**WHAT TO WORK ON**
Search the records for the word "Contratos" and pick out every line that has it.

**SOURCE RECORDS**
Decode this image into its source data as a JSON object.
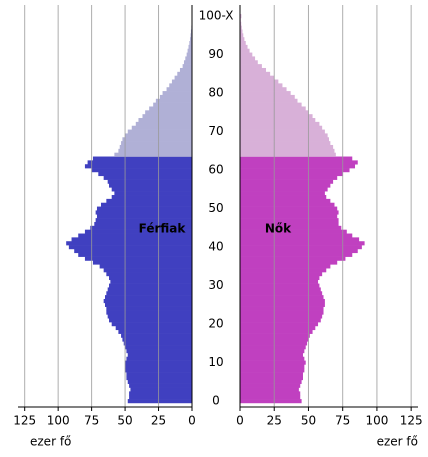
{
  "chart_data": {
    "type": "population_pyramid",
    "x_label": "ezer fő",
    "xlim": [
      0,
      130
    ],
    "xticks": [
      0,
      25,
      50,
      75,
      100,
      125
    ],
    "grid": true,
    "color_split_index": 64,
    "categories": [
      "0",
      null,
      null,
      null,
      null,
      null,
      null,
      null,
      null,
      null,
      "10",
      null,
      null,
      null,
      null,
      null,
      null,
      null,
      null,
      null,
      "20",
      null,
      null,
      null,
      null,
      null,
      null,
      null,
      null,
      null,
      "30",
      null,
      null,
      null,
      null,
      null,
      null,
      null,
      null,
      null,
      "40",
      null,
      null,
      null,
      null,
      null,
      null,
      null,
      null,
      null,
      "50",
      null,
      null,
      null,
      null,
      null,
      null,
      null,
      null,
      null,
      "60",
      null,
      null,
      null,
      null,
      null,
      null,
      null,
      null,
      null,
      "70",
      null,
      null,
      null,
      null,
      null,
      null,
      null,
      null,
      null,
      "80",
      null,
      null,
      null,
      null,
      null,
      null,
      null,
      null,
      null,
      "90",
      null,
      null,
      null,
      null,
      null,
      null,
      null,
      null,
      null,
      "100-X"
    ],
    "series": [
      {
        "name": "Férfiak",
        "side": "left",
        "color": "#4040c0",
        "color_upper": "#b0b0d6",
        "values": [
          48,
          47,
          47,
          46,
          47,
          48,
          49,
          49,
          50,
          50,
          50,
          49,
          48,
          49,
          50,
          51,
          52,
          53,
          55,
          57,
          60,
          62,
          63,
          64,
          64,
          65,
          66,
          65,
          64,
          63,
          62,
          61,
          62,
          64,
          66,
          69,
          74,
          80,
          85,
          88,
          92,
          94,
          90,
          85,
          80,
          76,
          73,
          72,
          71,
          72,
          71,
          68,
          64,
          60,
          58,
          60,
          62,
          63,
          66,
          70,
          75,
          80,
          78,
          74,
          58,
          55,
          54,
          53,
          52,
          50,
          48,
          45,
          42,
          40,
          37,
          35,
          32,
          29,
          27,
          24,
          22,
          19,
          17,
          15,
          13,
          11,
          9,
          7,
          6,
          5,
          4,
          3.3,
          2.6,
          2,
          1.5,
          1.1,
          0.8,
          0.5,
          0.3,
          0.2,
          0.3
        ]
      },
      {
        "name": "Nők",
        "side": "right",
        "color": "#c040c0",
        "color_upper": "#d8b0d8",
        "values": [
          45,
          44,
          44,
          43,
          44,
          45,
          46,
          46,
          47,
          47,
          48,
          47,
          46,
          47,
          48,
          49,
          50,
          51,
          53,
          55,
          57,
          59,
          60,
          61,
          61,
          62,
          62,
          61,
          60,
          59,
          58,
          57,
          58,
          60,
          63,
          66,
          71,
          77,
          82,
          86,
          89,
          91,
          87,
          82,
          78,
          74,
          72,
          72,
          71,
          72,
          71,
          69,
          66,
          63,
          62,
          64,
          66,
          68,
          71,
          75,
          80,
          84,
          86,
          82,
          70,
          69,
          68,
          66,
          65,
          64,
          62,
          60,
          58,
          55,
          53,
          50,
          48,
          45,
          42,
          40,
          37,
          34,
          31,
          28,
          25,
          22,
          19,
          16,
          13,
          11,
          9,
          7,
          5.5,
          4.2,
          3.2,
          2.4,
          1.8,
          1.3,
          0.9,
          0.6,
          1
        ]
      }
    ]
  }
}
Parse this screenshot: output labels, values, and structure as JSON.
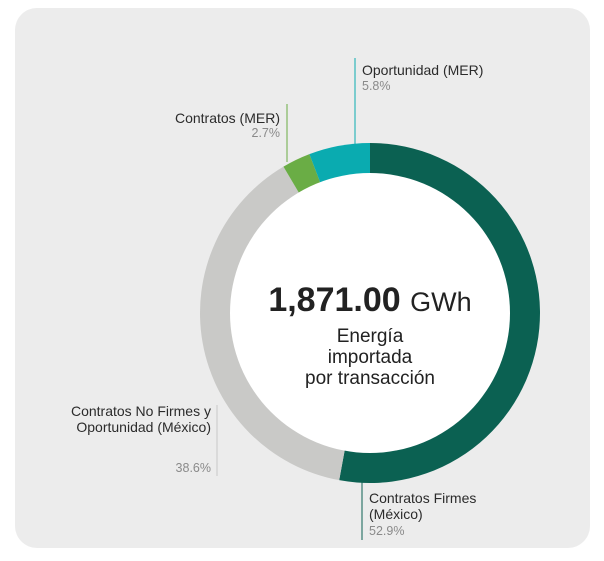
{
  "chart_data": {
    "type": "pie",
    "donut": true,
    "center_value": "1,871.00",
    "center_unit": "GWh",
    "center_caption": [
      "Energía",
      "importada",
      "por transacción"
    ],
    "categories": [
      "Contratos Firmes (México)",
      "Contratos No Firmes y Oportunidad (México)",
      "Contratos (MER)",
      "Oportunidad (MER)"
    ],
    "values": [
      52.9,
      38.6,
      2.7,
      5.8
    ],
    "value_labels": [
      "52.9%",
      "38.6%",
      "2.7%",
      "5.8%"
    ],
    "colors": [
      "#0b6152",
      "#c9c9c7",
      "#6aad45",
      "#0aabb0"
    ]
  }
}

**PROBLEM SOLUTION**
      "Contratos Firmes (México)",
      "Contratos No Firmes y Oportunidad (México)",
      "Contratos (MER)",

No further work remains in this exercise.